> [BRIEF]
Type the records out again in full, exactly.

> [DATA PROVIDED]
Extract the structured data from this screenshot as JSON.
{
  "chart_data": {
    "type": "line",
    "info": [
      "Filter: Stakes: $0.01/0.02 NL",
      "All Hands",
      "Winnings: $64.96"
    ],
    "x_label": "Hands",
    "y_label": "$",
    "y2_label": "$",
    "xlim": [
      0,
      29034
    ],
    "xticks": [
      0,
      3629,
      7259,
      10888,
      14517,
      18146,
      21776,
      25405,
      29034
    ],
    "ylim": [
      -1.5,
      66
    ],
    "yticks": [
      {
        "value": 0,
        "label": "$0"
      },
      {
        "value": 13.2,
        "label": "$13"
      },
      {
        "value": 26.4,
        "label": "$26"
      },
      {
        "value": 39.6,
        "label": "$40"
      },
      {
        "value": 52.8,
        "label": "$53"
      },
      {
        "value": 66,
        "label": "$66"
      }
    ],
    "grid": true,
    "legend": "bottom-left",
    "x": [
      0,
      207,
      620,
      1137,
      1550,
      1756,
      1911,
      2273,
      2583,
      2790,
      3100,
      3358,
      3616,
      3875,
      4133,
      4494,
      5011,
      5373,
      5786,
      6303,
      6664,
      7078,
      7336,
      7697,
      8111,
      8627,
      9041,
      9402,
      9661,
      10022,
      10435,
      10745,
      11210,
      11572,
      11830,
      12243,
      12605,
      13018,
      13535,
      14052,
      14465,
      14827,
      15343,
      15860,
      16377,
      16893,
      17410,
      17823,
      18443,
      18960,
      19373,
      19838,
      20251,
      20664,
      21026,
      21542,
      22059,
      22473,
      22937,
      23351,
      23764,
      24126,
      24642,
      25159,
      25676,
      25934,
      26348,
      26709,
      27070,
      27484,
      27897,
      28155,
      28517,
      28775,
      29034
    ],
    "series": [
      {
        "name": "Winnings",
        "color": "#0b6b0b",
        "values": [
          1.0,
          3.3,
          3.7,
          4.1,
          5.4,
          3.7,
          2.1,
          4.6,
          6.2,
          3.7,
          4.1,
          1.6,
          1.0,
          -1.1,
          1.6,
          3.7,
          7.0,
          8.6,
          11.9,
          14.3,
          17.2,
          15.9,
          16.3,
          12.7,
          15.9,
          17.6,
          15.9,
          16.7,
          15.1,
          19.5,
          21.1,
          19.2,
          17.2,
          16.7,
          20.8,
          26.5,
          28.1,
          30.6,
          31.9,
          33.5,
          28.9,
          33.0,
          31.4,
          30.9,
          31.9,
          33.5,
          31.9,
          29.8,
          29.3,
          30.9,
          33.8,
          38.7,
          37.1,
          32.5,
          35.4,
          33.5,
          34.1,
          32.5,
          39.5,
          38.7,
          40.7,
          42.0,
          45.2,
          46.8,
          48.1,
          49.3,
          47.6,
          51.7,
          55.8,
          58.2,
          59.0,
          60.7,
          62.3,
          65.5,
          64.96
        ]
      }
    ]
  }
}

> [RESPONSE TO THE TASK]
Extract the structured data from this screenshot as JSON.
{
  "chart_data": {
    "type": "line",
    "info": [
      "Filter: Stakes: $0.01/0.02 NL",
      "All Hands",
      "Winnings: $64.96"
    ],
    "x_label": "Hands",
    "y_label": "$",
    "y2_label": "$",
    "xlim": [
      0,
      29034
    ],
    "xticks": [
      0,
      3629,
      7259,
      10888,
      14517,
      18146,
      21776,
      25405,
      29034
    ],
    "ylim": [
      -1.5,
      66
    ],
    "yticks": [
      {
        "value": 0,
        "label": "$0"
      },
      {
        "value": 13.2,
        "label": "$13"
      },
      {
        "value": 26.4,
        "label": "$26"
      },
      {
        "value": 39.6,
        "label": "$40"
      },
      {
        "value": 52.8,
        "label": "$53"
      },
      {
        "value": 66,
        "label": "$66"
      }
    ],
    "grid": true,
    "legend": "bottom-left",
    "x": [
      0,
      207,
      620,
      1137,
      1550,
      1756,
      1911,
      2273,
      2583,
      2790,
      3100,
      3358,
      3616,
      3875,
      4133,
      4494,
      5011,
      5373,
      5786,
      6303,
      6664,
      7078,
      7336,
      7697,
      8111,
      8627,
      9041,
      9402,
      9661,
      10022,
      10435,
      10745,
      11210,
      11572,
      11830,
      12243,
      12605,
      13018,
      13535,
      14052,
      14465,
      14827,
      15343,
      15860,
      16377,
      16893,
      17410,
      17823,
      18443,
      18960,
      19373,
      19838,
      20251,
      20664,
      21026,
      21542,
      22059,
      22473,
      22937,
      23351,
      23764,
      24126,
      24642,
      25159,
      25676,
      25934,
      26348,
      26709,
      27070,
      27484,
      27897,
      28155,
      28517,
      28775,
      29034
    ],
    "series": [
      {
        "name": "Winnings",
        "color": "#0b6b0b",
        "values": [
          1.0,
          3.3,
          3.7,
          4.1,
          5.4,
          3.7,
          2.1,
          4.6,
          6.2,
          3.7,
          4.1,
          1.6,
          1.0,
          -1.1,
          1.6,
          3.7,
          7.0,
          8.6,
          11.9,
          14.3,
          17.2,
          15.9,
          16.3,
          12.7,
          15.9,
          17.6,
          15.9,
          16.7,
          15.1,
          19.5,
          21.1,
          19.2,
          17.2,
          16.7,
          20.8,
          26.5,
          28.1,
          30.6,
          31.9,
          33.5,
          28.9,
          33.0,
          31.4,
          30.9,
          31.9,
          33.5,
          31.9,
          29.8,
          29.3,
          30.9,
          33.8,
          38.7,
          37.1,
          32.5,
          35.4,
          33.5,
          34.1,
          32.5,
          39.5,
          38.7,
          40.7,
          42.0,
          45.2,
          46.8,
          48.1,
          49.3,
          47.6,
          51.7,
          55.8,
          58.2,
          59.0,
          60.7,
          62.3,
          65.5,
          64.96
        ]
      }
    ]
  }
}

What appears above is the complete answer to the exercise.